Short exercise ▸
Pick out every line holding the string "Pública" and copy it.

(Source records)

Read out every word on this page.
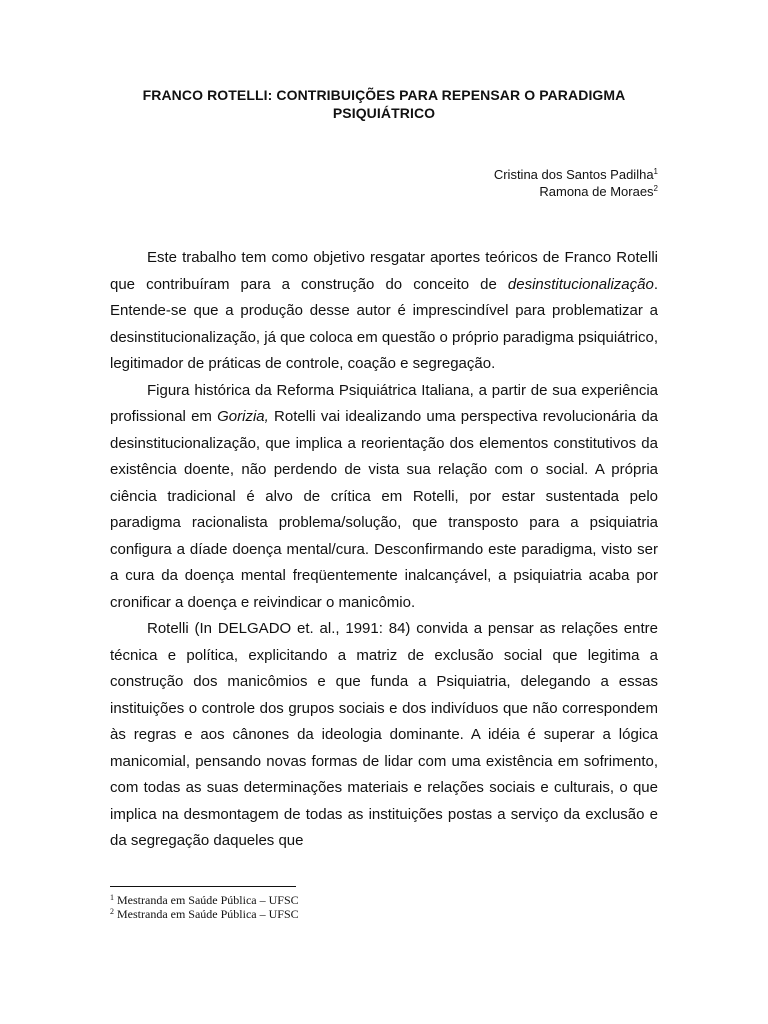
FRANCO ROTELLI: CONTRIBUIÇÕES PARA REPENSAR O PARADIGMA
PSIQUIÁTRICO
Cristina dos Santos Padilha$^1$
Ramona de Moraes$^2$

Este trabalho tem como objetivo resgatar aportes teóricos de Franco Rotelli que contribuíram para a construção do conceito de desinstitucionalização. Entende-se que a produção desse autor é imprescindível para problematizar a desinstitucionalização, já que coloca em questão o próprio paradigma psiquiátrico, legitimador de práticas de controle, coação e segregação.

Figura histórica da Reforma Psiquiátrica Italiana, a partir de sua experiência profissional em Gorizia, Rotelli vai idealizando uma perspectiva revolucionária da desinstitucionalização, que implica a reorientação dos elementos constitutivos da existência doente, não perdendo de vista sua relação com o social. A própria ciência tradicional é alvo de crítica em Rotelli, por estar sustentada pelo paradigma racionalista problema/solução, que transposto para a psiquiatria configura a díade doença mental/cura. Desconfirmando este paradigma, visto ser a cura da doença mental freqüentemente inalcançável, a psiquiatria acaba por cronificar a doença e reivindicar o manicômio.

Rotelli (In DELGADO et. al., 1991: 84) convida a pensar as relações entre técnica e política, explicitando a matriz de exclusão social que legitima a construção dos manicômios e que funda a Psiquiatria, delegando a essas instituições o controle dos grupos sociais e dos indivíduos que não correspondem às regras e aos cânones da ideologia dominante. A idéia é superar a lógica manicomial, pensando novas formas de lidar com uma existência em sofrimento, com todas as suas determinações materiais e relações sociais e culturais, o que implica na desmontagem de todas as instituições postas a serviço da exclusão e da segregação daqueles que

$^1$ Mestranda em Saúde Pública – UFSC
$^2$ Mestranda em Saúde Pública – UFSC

Final result ▸
$^1$ Mestranda em Saúde Pública – UFSC
$^2$ Mestranda em Saúde Pública – UFSC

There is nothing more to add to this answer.